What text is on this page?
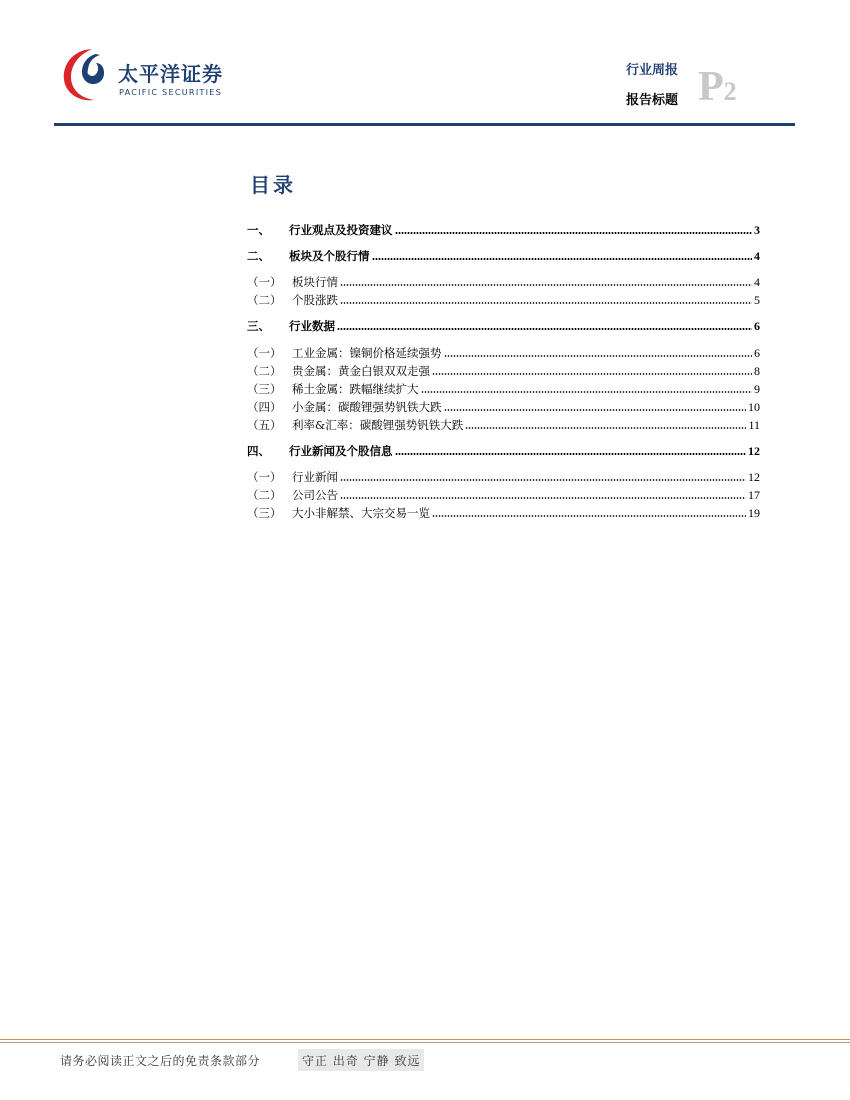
太平洋证券
PACIFIC SECURITIES
行业周报
报告标题 P2
目录
一、	行业观点及投资建议	3
二、	板块及个股行情	4
（一） 板块行情	4
（二） 个股涨跌	5
三、	行业数据	6
（一） 工业金属：镍铜价格延续强势	6
（二） 贵金属：黄金白银双双走强	8
（三） 稀土金属：跌幅继续扩大	9
（四） 小金属：碳酸锂强势钒铁大跌	10
（五） 利率&汇率：碳酸锂强势钒铁大跌	11
四、	行业新闻及个股信息	12
（一） 行业新闻	12
（二） 公司公告	17
（三） 大小非解禁、大宗交易一览	19
请务必阅读正文之后的免责条款部分	守正 出奇 宁静 致远
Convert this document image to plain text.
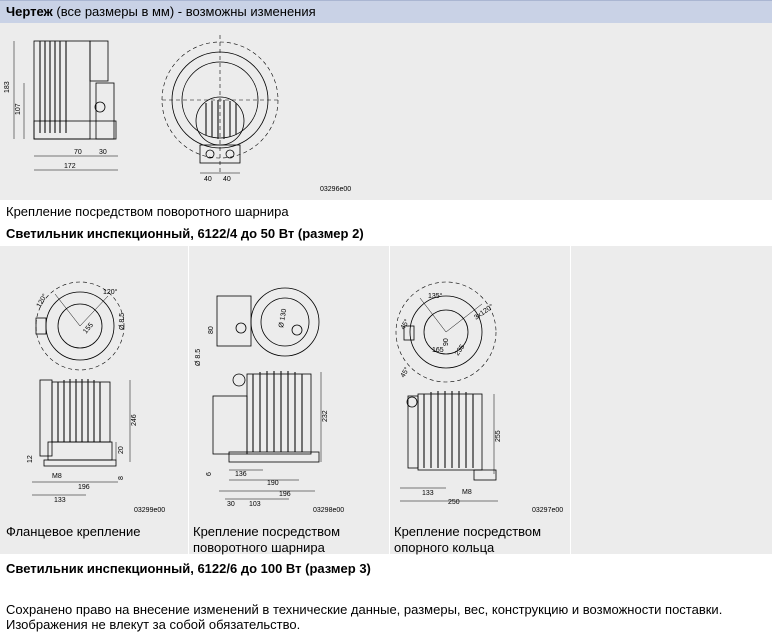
Чертеж (все размеры в мм) - возможны изменения
183
107
70 30
172
40 40
03296e00
Крепление посредством поворотного шарнира
Светильник инспекционный, 6122/4 до 50 Вт (размер 2)
120°
120°
155	Ø 8.5
246
20
12
M8	8
196
133
03299e00
80
Ø 130
Ø 8.5
232
6	136
190
196
30 103
03298e00
135°
3x120°
45°
45°
165 235
90
255
133	M8
250
03297e00
Фланцевое крепление	Крепление посредством поворотного шарнира
Крепление посредством опорного кольца
Светильник инспекционный, 6122/6 до 100 Вт (размер 3)
Сохранено право на внесение изменений в технические данные, размеры, вес, конструкцию и возможности поставки.
Изображения не влекут за собой обязательство.
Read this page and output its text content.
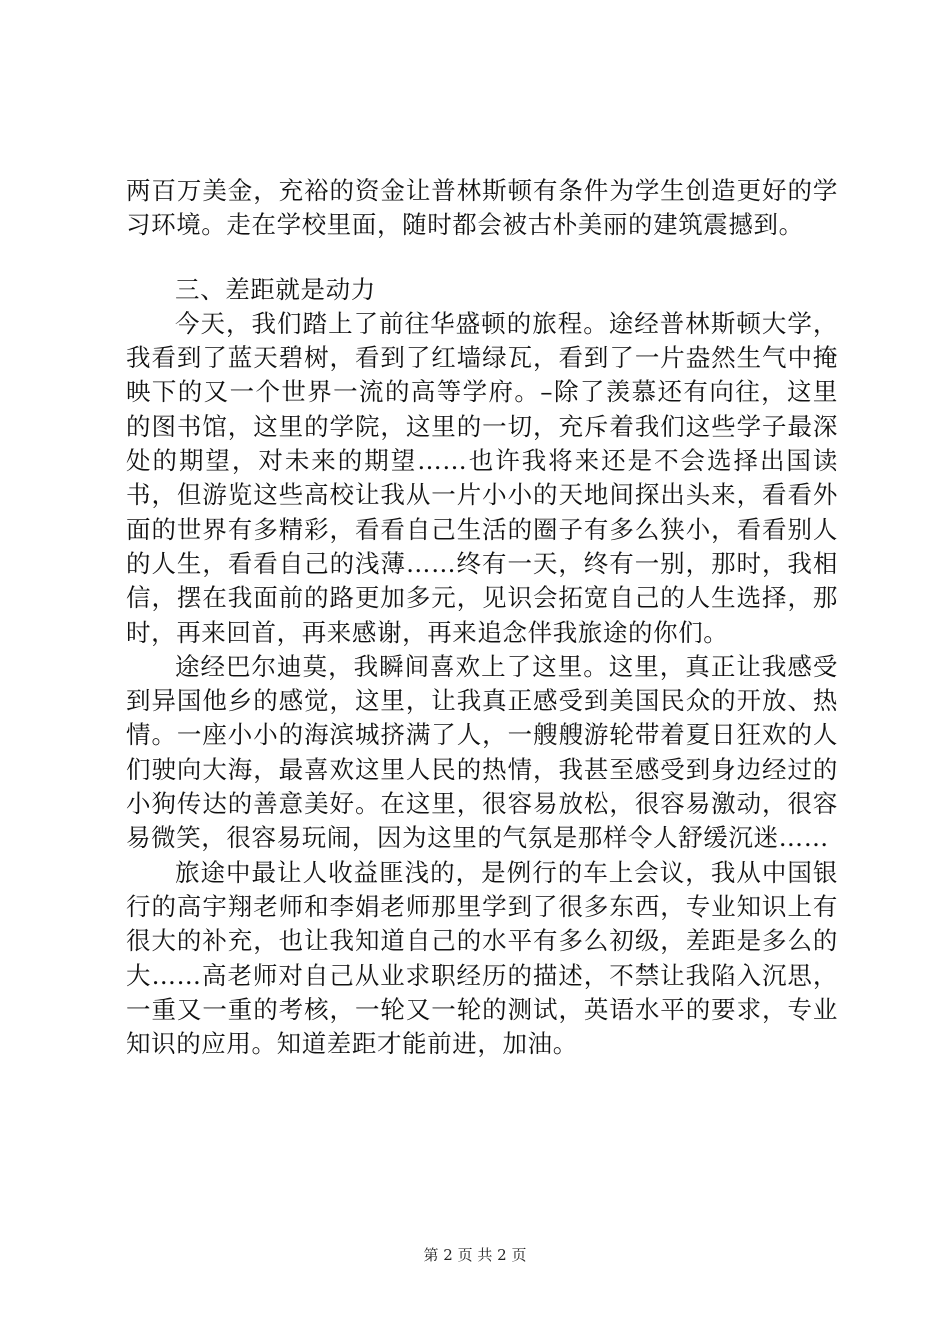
两百万美金，充裕的资金让普林斯顿有条件为学生创造更好的学习环境。走在学校里面，随时都会被古朴美丽的建筑震撼到。

三、差距就是动力

今天，我们踏上了前往华盛顿的旅程。途经普林斯顿大学，我看到了蓝天碧树，看到了红墙绿瓦，看到了一片盎然生气中掩映下的又一个世界一流的高等学府。–除了羡慕还有向往，这里的图书馆，这里的学院，这里的一切，充斥着我们这些学子最深处的期望，对未来的期望……也许我将来还是不会选择出国读书，但游览这些高校让我从一片小小的天地间探出头来，看看外面的世界有多精彩，看看自己生活的圈子有多么狭小，看看别人的人生，看看自己的浅薄……终有一天，终有一别，那时，我相信，摆在我面前的路更加多元，见识会拓宽自己的人生选择，那时，再来回首，再来感谢，再来追念伴我旅途的你们。

途经巴尔迪莫，我瞬间喜欢上了这里。这里，真正让我感受到异国他乡的感觉，这里，让我真正感受到美国民众的开放、热情。一座小小的海滨城挤满了人，一艘艘游轮带着夏日狂欢的人们驶向大海，最喜欢这里人民的热情，我甚至感受到身边经过的小狗传达的善意美好。在这里，很容易放松，很容易激动，很容易微笑，很容易玩闹，因为这里的气氛是那样令人舒缓沉迷……

旅途中最让人收益匪浅的，是例行的车上会议，我从中国银行的高宇翔老师和李娟老师那里学到了很多东西，专业知识上有很大的补充，也让我知道自己的水平有多么初级，差距是多么的大……高老师对自己从业求职经历的描述，不禁让我陷入沉思，一重又一重的考核，一轮又一轮的测试，英语水平的要求，专业知识的应用。知道差距才能前进，加油。

第 2 页 共 2 页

■ Task instructions
Look for the word "碳酸锂强势钒铁大跌" and return every line where it occurs.

■ Final result
（四） 小金属：碳酸锂强势钒铁大跌	10
（五） 利率&汇率：碳酸锂强势钒铁大跌	11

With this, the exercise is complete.